Task goal:
Only the lines from the one containing "What does this" to the end of the records belong in the output; print them exactly.

□ □ □ □ □ □ □

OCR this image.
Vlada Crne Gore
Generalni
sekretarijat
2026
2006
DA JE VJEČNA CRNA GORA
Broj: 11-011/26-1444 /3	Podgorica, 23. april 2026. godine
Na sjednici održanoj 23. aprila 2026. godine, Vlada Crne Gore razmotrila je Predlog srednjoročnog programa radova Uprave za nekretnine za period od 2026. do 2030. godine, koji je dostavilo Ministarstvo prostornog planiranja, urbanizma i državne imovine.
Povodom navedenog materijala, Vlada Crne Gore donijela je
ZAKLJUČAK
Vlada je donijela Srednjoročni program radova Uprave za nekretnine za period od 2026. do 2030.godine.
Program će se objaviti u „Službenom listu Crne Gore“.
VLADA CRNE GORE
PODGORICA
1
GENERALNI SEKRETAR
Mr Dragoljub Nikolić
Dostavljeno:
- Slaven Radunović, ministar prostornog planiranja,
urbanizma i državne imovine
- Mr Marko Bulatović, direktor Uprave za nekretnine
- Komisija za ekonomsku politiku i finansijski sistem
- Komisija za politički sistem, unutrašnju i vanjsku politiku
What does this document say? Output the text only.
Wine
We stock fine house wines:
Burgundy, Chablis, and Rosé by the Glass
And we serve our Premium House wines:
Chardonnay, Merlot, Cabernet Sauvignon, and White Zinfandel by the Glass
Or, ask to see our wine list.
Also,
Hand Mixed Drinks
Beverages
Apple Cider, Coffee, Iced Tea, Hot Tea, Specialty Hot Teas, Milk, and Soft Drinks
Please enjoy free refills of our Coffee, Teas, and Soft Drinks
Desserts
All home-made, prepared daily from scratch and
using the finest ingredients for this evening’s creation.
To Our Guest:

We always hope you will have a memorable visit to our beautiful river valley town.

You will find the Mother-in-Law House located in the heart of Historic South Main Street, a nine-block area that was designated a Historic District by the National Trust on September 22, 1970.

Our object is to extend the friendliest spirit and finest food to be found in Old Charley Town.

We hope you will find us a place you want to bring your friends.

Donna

□ □ □ □ □ □ □

Worked solution:
What does this document say? Output the text only.
Wine
We stock fine house wines:
Burgundy, Chablis, and Rosé by the Glass
And we serve our Premium House wines:
Chardonnay, Merlot, Cabernet Sauvignon, and White Zinfandel by the Glass
Or, ask to see our wine list.
Also,
Hand Mixed Drinks
Beverages
Apple Cider, Coffee, Iced Tea, Hot Tea, Specialty Hot Teas, Milk, and Soft Drinks
Please enjoy free refills of our Coffee, Teas, and Soft Drinks
Desserts
All home-made, prepared daily from scratch and
using the finest ingredients for this evening’s creation.
To Our Guest:

We always hope you will have a memorable visit to our beautiful river valley town.

You will find the Mother-in-Law House located in the heart of Historic South Main Street, a nine-block area that was designated a Historic District by the National Trust on September 22, 1970.

Our object is to extend the friendliest spirit and finest food to be found in Old Charley Town.

We hope you will find us a place you want to bring your friends.

Donna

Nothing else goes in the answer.